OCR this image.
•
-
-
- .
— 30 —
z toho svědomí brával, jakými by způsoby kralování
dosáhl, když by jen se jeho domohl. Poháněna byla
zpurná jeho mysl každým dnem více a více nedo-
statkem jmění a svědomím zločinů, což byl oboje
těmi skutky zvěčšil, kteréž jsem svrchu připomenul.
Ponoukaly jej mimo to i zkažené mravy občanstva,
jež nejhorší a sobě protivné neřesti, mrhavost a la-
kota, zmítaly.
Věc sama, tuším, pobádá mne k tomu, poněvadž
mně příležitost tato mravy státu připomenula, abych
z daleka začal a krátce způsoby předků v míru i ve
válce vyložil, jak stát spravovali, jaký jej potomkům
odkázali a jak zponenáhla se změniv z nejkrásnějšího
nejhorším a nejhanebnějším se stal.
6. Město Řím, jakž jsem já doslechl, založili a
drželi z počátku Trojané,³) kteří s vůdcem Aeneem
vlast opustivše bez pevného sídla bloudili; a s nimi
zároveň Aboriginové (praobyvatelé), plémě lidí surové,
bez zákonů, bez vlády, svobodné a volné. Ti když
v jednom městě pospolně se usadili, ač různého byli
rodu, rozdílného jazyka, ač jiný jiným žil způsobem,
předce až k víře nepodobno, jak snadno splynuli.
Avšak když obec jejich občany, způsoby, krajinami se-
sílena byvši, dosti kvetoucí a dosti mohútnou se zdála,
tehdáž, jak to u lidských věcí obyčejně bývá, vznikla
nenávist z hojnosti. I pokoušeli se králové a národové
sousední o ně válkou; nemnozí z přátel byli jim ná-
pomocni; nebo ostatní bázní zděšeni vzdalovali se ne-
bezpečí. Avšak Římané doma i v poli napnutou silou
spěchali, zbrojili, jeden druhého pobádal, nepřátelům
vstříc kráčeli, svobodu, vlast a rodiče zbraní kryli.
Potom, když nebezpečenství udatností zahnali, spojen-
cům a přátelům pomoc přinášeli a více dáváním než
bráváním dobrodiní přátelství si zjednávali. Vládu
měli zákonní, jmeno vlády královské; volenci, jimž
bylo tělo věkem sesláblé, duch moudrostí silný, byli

▶ _REQUIREMENTS_:
Find and copy every line in the entries above where the string "vlády" occurs.

▶ _SOLUTION FOR THIS PROBLEM_:
bez zákonů, bez vlády, svobodné a volné. Ti když
měli zákonní, jmeno vlády královské; volenci, jimž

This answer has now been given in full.